Stored records:

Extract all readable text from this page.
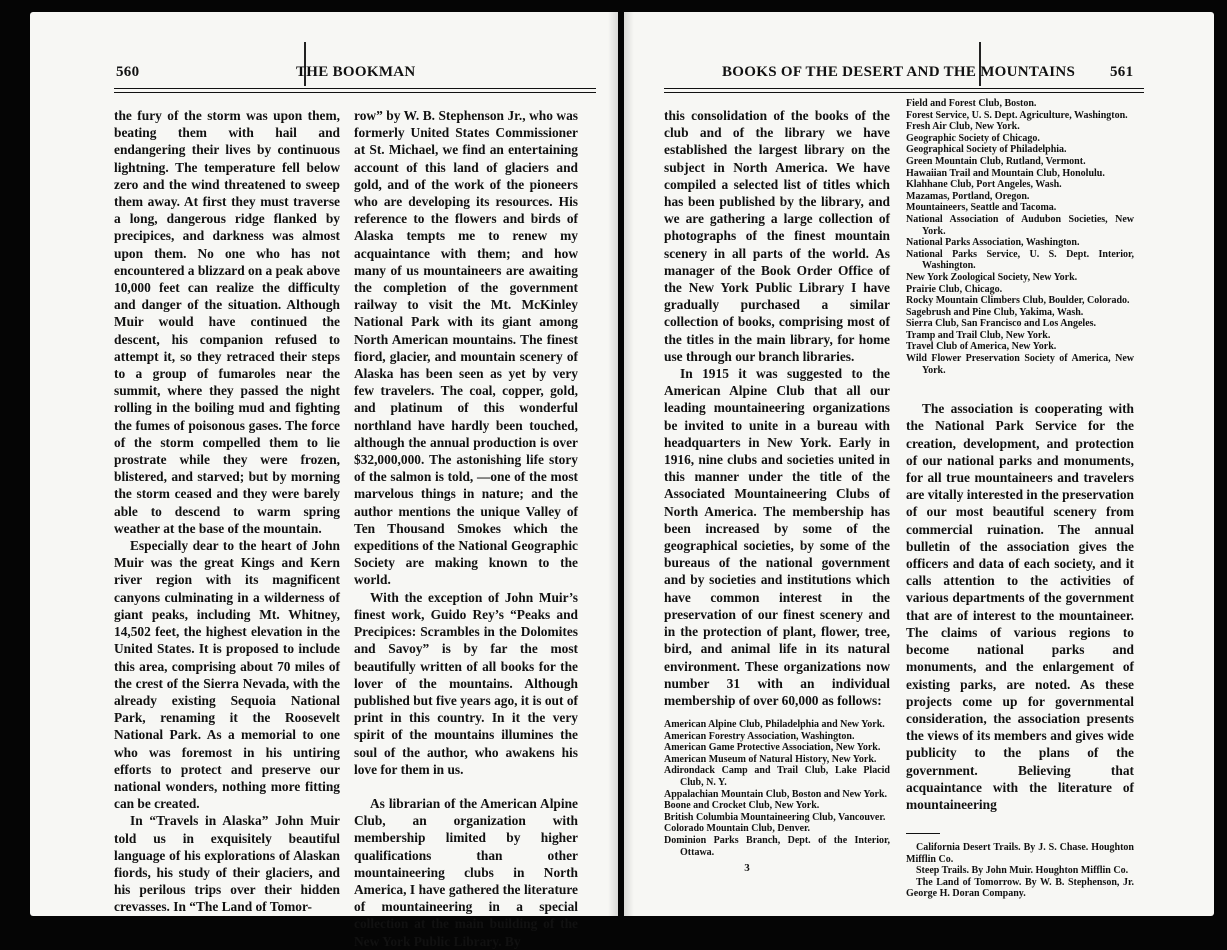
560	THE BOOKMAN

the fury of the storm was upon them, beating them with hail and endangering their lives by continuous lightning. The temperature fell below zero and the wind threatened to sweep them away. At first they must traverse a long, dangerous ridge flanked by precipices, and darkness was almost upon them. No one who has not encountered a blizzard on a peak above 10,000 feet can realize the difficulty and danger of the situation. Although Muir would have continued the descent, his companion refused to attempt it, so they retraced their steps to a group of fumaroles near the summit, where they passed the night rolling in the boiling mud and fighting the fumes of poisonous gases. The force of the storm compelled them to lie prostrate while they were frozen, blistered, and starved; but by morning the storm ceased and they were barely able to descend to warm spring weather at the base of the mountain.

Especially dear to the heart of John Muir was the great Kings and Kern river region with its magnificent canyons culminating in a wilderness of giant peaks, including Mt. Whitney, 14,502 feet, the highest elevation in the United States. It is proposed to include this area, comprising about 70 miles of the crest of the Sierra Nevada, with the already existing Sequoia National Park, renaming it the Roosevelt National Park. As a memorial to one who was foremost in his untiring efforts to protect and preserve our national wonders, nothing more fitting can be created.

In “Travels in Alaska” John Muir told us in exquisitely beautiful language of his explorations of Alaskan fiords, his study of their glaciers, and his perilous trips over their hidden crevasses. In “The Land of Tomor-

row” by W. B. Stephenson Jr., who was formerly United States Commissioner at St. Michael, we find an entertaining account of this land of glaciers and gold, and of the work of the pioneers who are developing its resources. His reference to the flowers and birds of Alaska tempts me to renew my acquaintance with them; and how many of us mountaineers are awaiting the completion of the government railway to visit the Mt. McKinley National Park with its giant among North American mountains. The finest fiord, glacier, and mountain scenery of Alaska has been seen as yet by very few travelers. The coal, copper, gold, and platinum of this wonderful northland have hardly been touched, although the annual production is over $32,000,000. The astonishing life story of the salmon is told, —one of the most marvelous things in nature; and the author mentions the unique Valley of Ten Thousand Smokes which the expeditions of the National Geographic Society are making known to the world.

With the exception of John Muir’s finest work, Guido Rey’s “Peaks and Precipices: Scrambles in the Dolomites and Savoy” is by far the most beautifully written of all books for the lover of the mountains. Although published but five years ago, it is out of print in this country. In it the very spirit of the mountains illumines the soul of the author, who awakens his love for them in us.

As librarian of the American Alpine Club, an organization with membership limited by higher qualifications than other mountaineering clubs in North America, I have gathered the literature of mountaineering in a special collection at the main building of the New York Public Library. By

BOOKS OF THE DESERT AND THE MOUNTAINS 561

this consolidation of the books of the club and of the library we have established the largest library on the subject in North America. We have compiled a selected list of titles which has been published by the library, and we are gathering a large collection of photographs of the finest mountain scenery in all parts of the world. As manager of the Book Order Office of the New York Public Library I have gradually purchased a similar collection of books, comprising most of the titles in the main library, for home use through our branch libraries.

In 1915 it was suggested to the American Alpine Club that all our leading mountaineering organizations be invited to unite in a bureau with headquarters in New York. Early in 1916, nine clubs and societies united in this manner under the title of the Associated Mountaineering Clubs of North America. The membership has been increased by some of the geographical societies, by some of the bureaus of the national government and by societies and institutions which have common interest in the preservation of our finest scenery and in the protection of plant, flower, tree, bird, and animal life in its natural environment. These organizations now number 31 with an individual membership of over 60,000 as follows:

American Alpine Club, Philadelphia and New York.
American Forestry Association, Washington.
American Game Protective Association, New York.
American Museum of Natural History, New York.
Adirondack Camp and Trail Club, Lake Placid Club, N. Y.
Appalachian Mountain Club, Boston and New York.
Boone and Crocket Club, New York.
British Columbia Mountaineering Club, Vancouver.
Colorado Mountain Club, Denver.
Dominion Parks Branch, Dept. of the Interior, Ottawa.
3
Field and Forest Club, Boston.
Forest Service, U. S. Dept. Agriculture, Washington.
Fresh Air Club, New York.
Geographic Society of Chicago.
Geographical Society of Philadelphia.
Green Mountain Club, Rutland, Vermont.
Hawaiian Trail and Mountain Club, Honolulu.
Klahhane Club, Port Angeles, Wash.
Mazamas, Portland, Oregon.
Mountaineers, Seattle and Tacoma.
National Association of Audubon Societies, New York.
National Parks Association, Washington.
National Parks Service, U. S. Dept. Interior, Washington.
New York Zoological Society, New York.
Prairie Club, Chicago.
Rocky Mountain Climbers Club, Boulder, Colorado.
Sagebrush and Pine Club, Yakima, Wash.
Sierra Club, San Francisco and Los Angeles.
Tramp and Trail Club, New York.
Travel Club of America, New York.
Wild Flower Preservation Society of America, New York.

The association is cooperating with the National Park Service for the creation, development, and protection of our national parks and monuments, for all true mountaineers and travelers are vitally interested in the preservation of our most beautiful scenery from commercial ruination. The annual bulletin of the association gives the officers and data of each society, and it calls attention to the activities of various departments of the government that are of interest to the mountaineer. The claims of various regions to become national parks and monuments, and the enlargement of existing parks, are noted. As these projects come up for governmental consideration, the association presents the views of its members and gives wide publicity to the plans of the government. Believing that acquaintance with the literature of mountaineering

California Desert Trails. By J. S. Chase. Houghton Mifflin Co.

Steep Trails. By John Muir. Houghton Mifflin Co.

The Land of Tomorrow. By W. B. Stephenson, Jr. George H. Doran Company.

**To do:** The data above should be repeated exactly, minus any pictures.

**Correct response:**
Extract all readable text from this page.
560	THE BOOKMAN

the fury of the storm was upon them, beating them with hail and endangering their lives by continuous lightning. The temperature fell below zero and the wind threatened to sweep them away. At first they must traverse a long, dangerous ridge flanked by precipices, and darkness was almost upon them. No one who has not encountered a blizzard on a peak above 10,000 feet can realize the difficulty and danger of the situation. Although Muir would have continued the descent, his companion refused to attempt it, so they retraced their steps to a group of fumaroles near the summit, where they passed the night rolling in the boiling mud and fighting the fumes of poisonous gases. The force of the storm compelled them to lie prostrate while they were frozen, blistered, and starved; but by morning the storm ceased and they were barely able to descend to warm spring weather at the base of the mountain.

Especially dear to the heart of John Muir was the great Kings and Kern river region with its magnificent canyons culminating in a wilderness of giant peaks, including Mt. Whitney, 14,502 feet, the highest elevation in the United States. It is proposed to include this area, comprising about 70 miles of the crest of the Sierra Nevada, with the already existing Sequoia National Park, renaming it the Roosevelt National Park. As a memorial to one who was foremost in his untiring efforts to protect and preserve our national wonders, nothing more fitting can be created.

In “Travels in Alaska” John Muir told us in exquisitely beautiful language of his explorations of Alaskan fiords, his study of their glaciers, and his perilous trips over their hidden crevasses. In “The Land of Tomor-

row” by W. B. Stephenson Jr., who was formerly United States Commissioner at St. Michael, we find an entertaining account of this land of glaciers and gold, and of the work of the pioneers who are developing its resources. His reference to the flowers and birds of Alaska tempts me to renew my acquaintance with them; and how many of us mountaineers are awaiting the completion of the government railway to visit the Mt. McKinley National Park with its giant among North American mountains. The finest fiord, glacier, and mountain scenery of Alaska has been seen as yet by very few travelers. The coal, copper, gold, and platinum of this wonderful northland have hardly been touched, although the annual production is over $32,000,000. The astonishing life story of the salmon is told, —one of the most marvelous things in nature; and the author mentions the unique Valley of Ten Thousand Smokes which the expeditions of the National Geographic Society are making known to the world.

With the exception of John Muir’s finest work, Guido Rey’s “Peaks and Precipices: Scrambles in the Dolomites and Savoy” is by far the most beautifully written of all books for the lover of the mountains. Although published but five years ago, it is out of print in this country. In it the very spirit of the mountains illumines the soul of the author, who awakens his love for them in us.

As librarian of the American Alpine Club, an organization with membership limited by higher qualifications than other mountaineering clubs in North America, I have gathered the literature of mountaineering in a special collection at the main building of the New York Public Library. By

BOOKS OF THE DESERT AND THE MOUNTAINS 561

this consolidation of the books of the club and of the library we have established the largest library on the subject in North America. We have compiled a selected list of titles which has been published by the library, and we are gathering a large collection of photographs of the finest mountain scenery in all parts of the world. As manager of the Book Order Office of the New York Public Library I have gradually purchased a similar collection of books, comprising most of the titles in the main library, for home use through our branch libraries.

In 1915 it was suggested to the American Alpine Club that all our leading mountaineering organizations be invited to unite in a bureau with headquarters in New York. Early in 1916, nine clubs and societies united in this manner under the title of the Associated Mountaineering Clubs of North America. The membership has been increased by some of the geographical societies, by some of the bureaus of the national government and by societies and institutions which have common interest in the preservation of our finest scenery and in the protection of plant, flower, tree, bird, and animal life in its natural environment. These organizations now number 31 with an individual membership of over 60,000 as follows:

American Alpine Club, Philadelphia and New York.
American Forestry Association, Washington.
American Game Protective Association, New York.
American Museum of Natural History, New York.
Adirondack Camp and Trail Club, Lake Placid Club, N. Y.
Appalachian Mountain Club, Boston and New York.
Boone and Crocket Club, New York.
British Columbia Mountaineering Club, Vancouver.
Colorado Mountain Club, Denver.
Dominion Parks Branch, Dept. of the Interior, Ottawa.
3
Field and Forest Club, Boston.
Forest Service, U. S. Dept. Agriculture, Washington.
Fresh Air Club, New York.
Geographic Society of Chicago.
Geographical Society of Philadelphia.
Green Mountain Club, Rutland, Vermont.
Hawaiian Trail and Mountain Club, Honolulu.
Klahhane Club, Port Angeles, Wash.
Mazamas, Portland, Oregon.
Mountaineers, Seattle and Tacoma.
National Association of Audubon Societies, New York.
National Parks Association, Washington.
National Parks Service, U. S. Dept. Interior, Washington.
New York Zoological Society, New York.
Prairie Club, Chicago.
Rocky Mountain Climbers Club, Boulder, Colorado.
Sagebrush and Pine Club, Yakima, Wash.
Sierra Club, San Francisco and Los Angeles.
Tramp and Trail Club, New York.
Travel Club of America, New York.
Wild Flower Preservation Society of America, New York.

The association is cooperating with the National Park Service for the creation, development, and protection of our national parks and monuments, for all true mountaineers and travelers are vitally interested in the preservation of our most beautiful scenery from commercial ruination. The annual bulletin of the association gives the officers and data of each society, and it calls attention to the activities of various departments of the government that are of interest to the mountaineer. The claims of various regions to become national parks and monuments, and the enlargement of existing parks, are noted. As these projects come up for governmental consideration, the association presents the views of its members and gives wide publicity to the plans of the government. Believing that acquaintance with the literature of mountaineering

California Desert Trails. By J. S. Chase. Houghton Mifflin Co.

Steep Trails. By John Muir. Houghton Mifflin Co.

The Land of Tomorrow. By W. B. Stephenson, Jr. George H. Doran Company.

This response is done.